→ Direction: Write out all the entries word for word and omit any pictures.

→ Data entries:
▬▬▬▬▬▬▬▬▬▬

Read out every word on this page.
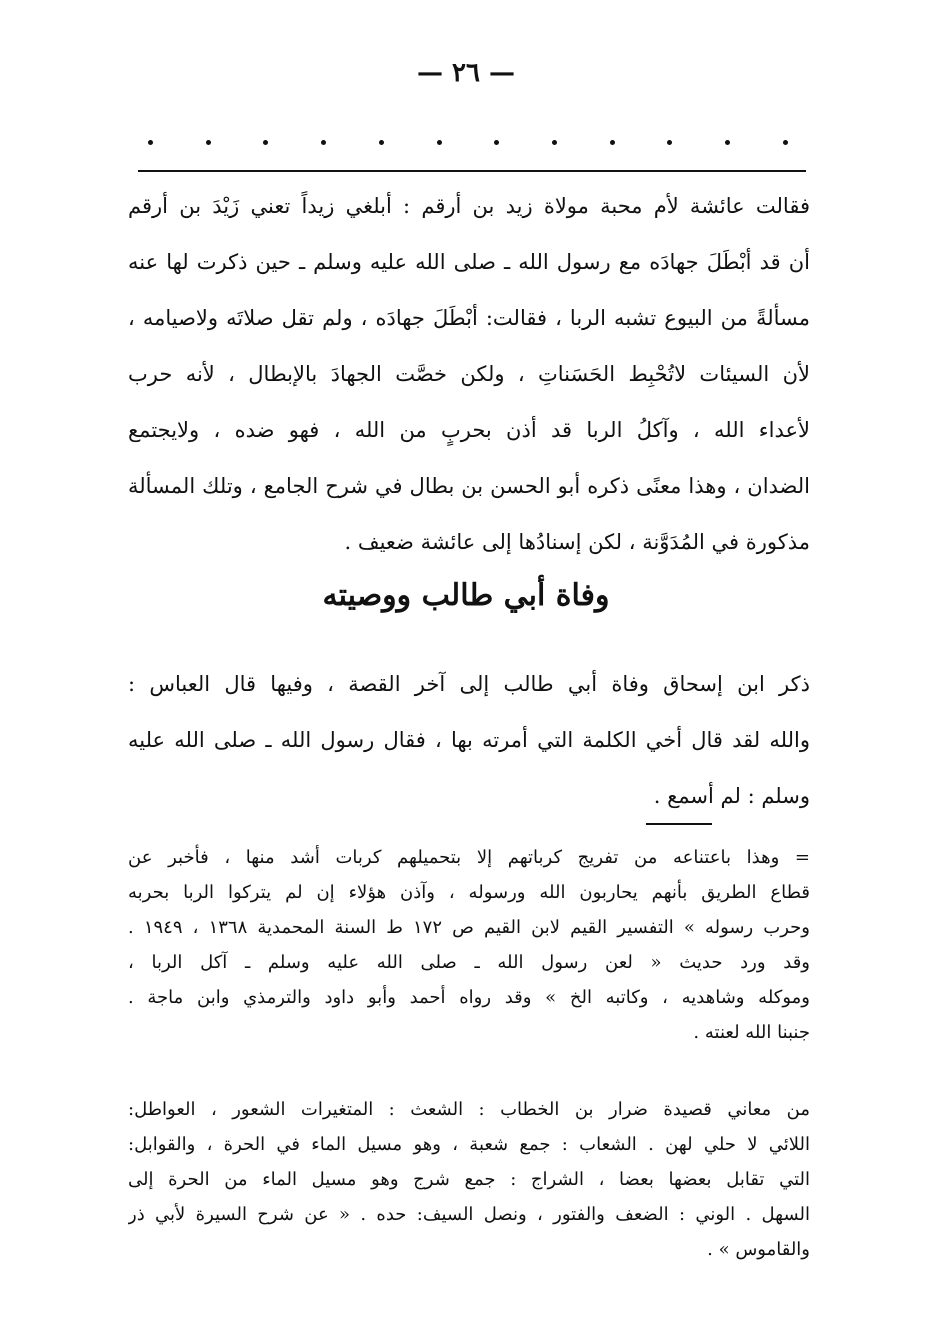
— ٢٦ —
فقالت عائشة لأم محبة مولاة زيد بن أرقم : أبلغي زيداً تعني زَيْدَ بن أرقم
أن قد أبْطَلَ جهادَه مع رسول الله ـ صلى الله عليه وسلم ـ حين ذكرت لها عنه
مسألةً من البيوع تشبه الربا ، فقالت: أبْطَلَ جهادَه ، ولم تقل صلاتَه ولاصيامه ،
لأن السيئات لاتُحْبِط الحَسَناتِ ، ولكن خصَّت الجهادَ بالإبطال ، لأنه حرب
لأعداء الله ، وآكلُ الربا قد أذن بحربٍ من الله ، فهو ضده ، ولايجتمع
الضدان ، وهذا معنًى ذكره أبو الحسن بن بطال في شرح الجامع ، وتلك المسألة
مذكورة في المُدَوَّنة ، لكن إسنادُها إلى عائشة ضعيف .
وفاة أبي طالب ووصيته
ذكر ابن إسحاق وفاة أبي طالب إلى آخر القصة ، وفيها قال العباس :
والله لقد قال أخي الكلمة التي أمرته بها ، فقال رسول الله ـ صلى الله عليه
وسلم : لم أسمع .
= وهذا باعتناعه من تفريج كرباتهم إلا بتحميلهم كربات أشد منها ، فأخبر عن
قطاع الطريق بأنهم يحاربون الله ورسوله ، وآذن هؤلاء إن لم يتركوا الربا بحربه
وحرب رسوله » التفسير القيم لابن القيم ص ١٧٢ ط السنة المحمدية ١٣٦٨ ، ١٩٤٩ .
وقد ورد حديث « لعن رسول الله ـ صلى الله عليه وسلم ـ آكل الربا ،
وموكله وشاهديه ، وكاتبه الخ » وقد رواه أحمد وأبو داود والترمذي وابن ماجة .
جنبنا الله لعنته .
من معاني قصيدة ضرار بن الخطاب : الشعث : المتغيرات الشعور ، العواطل:
اللائي لا حلي لهن . الشعاب : جمع شعبة ، وهو مسيل الماء في الحرة ، والقوابل:
التي تقابل بعضها بعضا ، الشراج : جمع شرج وهو مسيل الماء من الحرة إلى
السهل . الوني : الضعف والفتور ، ونصل السيف: حده . « عن شرح السيرة لأبي ذر
والقاموس » .
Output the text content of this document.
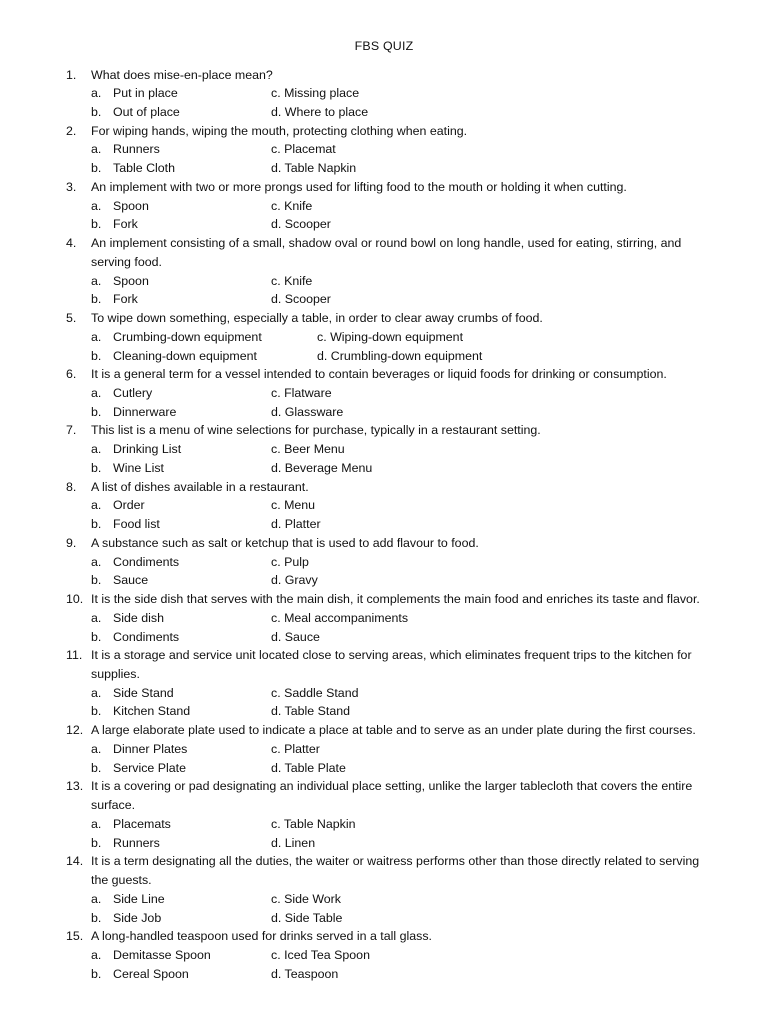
FBS QUIZ
1. What does mise-en-place mean?
a. Put in place	c. Missing place
b. Out of place	d. Where to place
2. For wiping hands, wiping the mouth, protecting clothing when eating.
a. Runners	c. Placemat
b. Table Cloth	d. Table Napkin
3. An implement with two or more prongs used for lifting food to the mouth or holding it when cutting.
a. Spoon	c. Knife
b. Fork	d. Scooper
4. An implement consisting of a small, shadow oval or round bowl on long handle, used for eating, stirring, and
serving food.
a. Spoon	c. Knife
b. Fork	d. Scooper
5. To wipe down something, especially a table, in order to clear away crumbs of food.
a. Crumbing-down equipment	c. Wiping-down equipment
b. Cleaning-down equipment	d. Crumbling-down equipment
6. It is a general term for a vessel intended to contain beverages or liquid foods for drinking or consumption.
a. Cutlery	c. Flatware
b. Dinnerware	d. Glassware
7. This list is a menu of wine selections for purchase, typically in a restaurant setting.
a. Drinking List	c. Beer Menu
b. Wine List	d. Beverage Menu
8. A list of dishes available in a restaurant.
a. Order	c. Menu
b. Food list	d. Platter
9. A substance such as salt or ketchup that is used to add flavour to food.
a. Condiments	c. Pulp
b. Sauce	d. Gravy
10. It is the side dish that serves with the main dish, it complements the main food and enriches its taste and flavor.
a. Side dish	c. Meal accompaniments
b. Condiments	d. Sauce
11. It is a storage and service unit located close to serving areas, which eliminates frequent trips to the kitchen for
supplies.
a. Side Stand	c. Saddle Stand
b. Kitchen Stand	d. Table Stand
12. A large elaborate plate used to indicate a place at table and to serve as an under plate during the first courses.
a. Dinner Plates	c. Platter
b. Service Plate	d. Table Plate
13. It is a covering or pad designating an individual place setting, unlike the larger tablecloth that covers the entire
surface.
a. Placemats	c. Table Napkin
b. Runners	d. Linen
14. It is a term designating all the duties, the waiter or waitress performs other than those directly related to serving
the guests.
a. Side Line	c. Side Work
b. Side Job	d. Side Table
15. A long-handled teaspoon used for drinks served in a tall glass.
a. Demitasse Spoon	c. Iced Tea Spoon
b. Cereal Spoon	d. Teaspoon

▬▬▬▬▬▬▬▬▬▬

→ Exercise output:
Read out every word on this page.
— ٢٦ —
فقالت عائشة لأم محبة مولاة زيد بن أرقم : أبلغي زيداً تعني زَيْدَ بن أرقم
أن قد أبْطَلَ جهادَه مع رسول الله ـ صلى الله عليه وسلم ـ حين ذكرت لها عنه
مسألةً من البيوع تشبه الربا ، فقالت: أبْطَلَ جهادَه ، ولم تقل صلاتَه ولاصيامه ،
لأن السيئات لاتُحْبِط الحَسَناتِ ، ولكن خصَّت الجهادَ بالإبطال ، لأنه حرب
لأعداء الله ، وآكلُ الربا قد أذن بحربٍ من الله ، فهو ضده ، ولايجتمع
الضدان ، وهذا معنًى ذكره أبو الحسن بن بطال في شرح الجامع ، وتلك المسألة
مذكورة في المُدَوَّنة ، لكن إسنادُها إلى عائشة ضعيف .
وفاة أبي طالب ووصيته
ذكر ابن إسحاق وفاة أبي طالب إلى آخر القصة ، وفيها قال العباس :
والله لقد قال أخي الكلمة التي أمرته بها ، فقال رسول الله ـ صلى الله عليه
وسلم : لم أسمع .
= وهذا باعتناعه من تفريج كرباتهم إلا بتحميلهم كربات أشد منها ، فأخبر عن
قطاع الطريق بأنهم يحاربون الله ورسوله ، وآذن هؤلاء إن لم يتركوا الربا بحربه
وحرب رسوله » التفسير القيم لابن القيم ص ١٧٢ ط السنة المحمدية ١٣٦٨ ، ١٩٤٩ .
وقد ورد حديث « لعن رسول الله ـ صلى الله عليه وسلم ـ آكل الربا ،
وموكله وشاهديه ، وكاتبه الخ » وقد رواه أحمد وأبو داود والترمذي وابن ماجة .
جنبنا الله لعنته .
من معاني قصيدة ضرار بن الخطاب : الشعث : المتغيرات الشعور ، العواطل:
اللائي لا حلي لهن . الشعاب : جمع شعبة ، وهو مسيل الماء في الحرة ، والقوابل:
التي تقابل بعضها بعضا ، الشراج : جمع شرج وهو مسيل الماء من الحرة إلى
السهل . الوني : الضعف والفتور ، ونصل السيف: حده . « عن شرح السيرة لأبي ذر
والقاموس » .
Output the text content of this document.
FBS QUIZ
1. What does mise-en-place mean?
a. Put in place	c. Missing place
b. Out of place	d. Where to place
2. For wiping hands, wiping the mouth, protecting clothing when eating.
a. Runners	c. Placemat
b. Table Cloth	d. Table Napkin
3. An implement with two or more prongs used for lifting food to the mouth or holding it when cutting.
a. Spoon	c. Knife
b. Fork	d. Scooper
4. An implement consisting of a small, shadow oval or round bowl on long handle, used for eating, stirring, and
serving food.
a. Spoon	c. Knife
b. Fork	d. Scooper
5. To wipe down something, especially a table, in order to clear away crumbs of food.
a. Crumbing-down equipment	c. Wiping-down equipment
b. Cleaning-down equipment	d. Crumbling-down equipment
6. It is a general term for a vessel intended to contain beverages or liquid foods for drinking or consumption.
a. Cutlery	c. Flatware
b. Dinnerware	d. Glassware
7. This list is a menu of wine selections for purchase, typically in a restaurant setting.
a. Drinking List	c. Beer Menu
b. Wine List	d. Beverage Menu
8. A list of dishes available in a restaurant.
a. Order	c. Menu
b. Food list	d. Platter
9. A substance such as salt or ketchup that is used to add flavour to food.
a. Condiments	c. Pulp
b. Sauce	d. Gravy
10. It is the side dish that serves with the main dish, it complements the main food and enriches its taste and flavor.
a. Side dish	c. Meal accompaniments
b. Condiments	d. Sauce
11. It is a storage and service unit located close to serving areas, which eliminates frequent trips to the kitchen for
supplies.
a. Side Stand	c. Saddle Stand
b. Kitchen Stand	d. Table Stand
12. A large elaborate plate used to indicate a place at table and to serve as an under plate during the first courses.
a. Dinner Plates	c. Platter
b. Service Plate	d. Table Plate
13. It is a covering or pad designating an individual place setting, unlike the larger tablecloth that covers the entire
surface.
a. Placemats	c. Table Napkin
b. Runners	d. Linen
14. It is a term designating all the duties, the waiter or waitress performs other than those directly related to serving
the guests.
a. Side Line	c. Side Work
b. Side Job	d. Side Table
15. A long-handled teaspoon used for drinks served in a tall glass.
a. Demitasse Spoon	c. Iced Tea Spoon
b. Cereal Spoon	d. Teaspoon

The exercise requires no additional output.